::: Data to process
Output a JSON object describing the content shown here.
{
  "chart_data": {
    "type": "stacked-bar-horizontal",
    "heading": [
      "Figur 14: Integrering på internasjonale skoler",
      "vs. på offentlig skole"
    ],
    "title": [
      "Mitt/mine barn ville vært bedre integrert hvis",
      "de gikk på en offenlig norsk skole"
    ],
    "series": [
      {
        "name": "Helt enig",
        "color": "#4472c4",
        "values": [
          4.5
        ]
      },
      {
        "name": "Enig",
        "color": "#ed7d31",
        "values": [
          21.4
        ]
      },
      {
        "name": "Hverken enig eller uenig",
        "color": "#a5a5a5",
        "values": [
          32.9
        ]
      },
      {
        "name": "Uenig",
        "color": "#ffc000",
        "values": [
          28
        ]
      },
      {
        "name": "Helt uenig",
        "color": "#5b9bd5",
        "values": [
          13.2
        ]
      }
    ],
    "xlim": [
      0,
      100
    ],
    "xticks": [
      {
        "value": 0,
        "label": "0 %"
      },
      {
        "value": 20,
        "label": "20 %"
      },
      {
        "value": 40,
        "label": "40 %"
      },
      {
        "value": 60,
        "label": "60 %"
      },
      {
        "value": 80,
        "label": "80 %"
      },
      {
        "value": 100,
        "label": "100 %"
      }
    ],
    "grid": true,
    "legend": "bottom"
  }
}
::::::
## What this task involves
Word for word, write out all of the data above.

## Solution to this task
Output a JSON object describing the content shown here.
{
  "chart_data": {
    "type": "stacked-bar-horizontal",
    "heading": [
      "Figur 14: Integrering på internasjonale skoler",
      "vs. på offentlig skole"
    ],
    "title": [
      "Mitt/mine barn ville vært bedre integrert hvis",
      "de gikk på en offenlig norsk skole"
    ],
    "series": [
      {
        "name": "Helt enig",
        "color": "#4472c4",
        "values": [
          4.5
        ]
      },
      {
        "name": "Enig",
        "color": "#ed7d31",
        "values": [
          21.4
        ]
      },
      {
        "name": "Hverken enig eller uenig",
        "color": "#a5a5a5",
        "values": [
          32.9
        ]
      },
      {
        "name": "Uenig",
        "color": "#ffc000",
        "values": [
          28
        ]
      },
      {
        "name": "Helt uenig",
        "color": "#5b9bd5",
        "values": [
          13.2
        ]
      }
    ],
    "xlim": [
      0,
      100
    ],
    "xticks": [
      {
        "value": 0,
        "label": "0 %"
      },
      {
        "value": 20,
        "label": "20 %"
      },
      {
        "value": 40,
        "label": "40 %"
      },
      {
        "value": 60,
        "label": "60 %"
      },
      {
        "value": 80,
        "label": "80 %"
      },
      {
        "value": 100,
        "label": "100 %"
      }
    ],
    "grid": true,
    "legend": "bottom"
  }
}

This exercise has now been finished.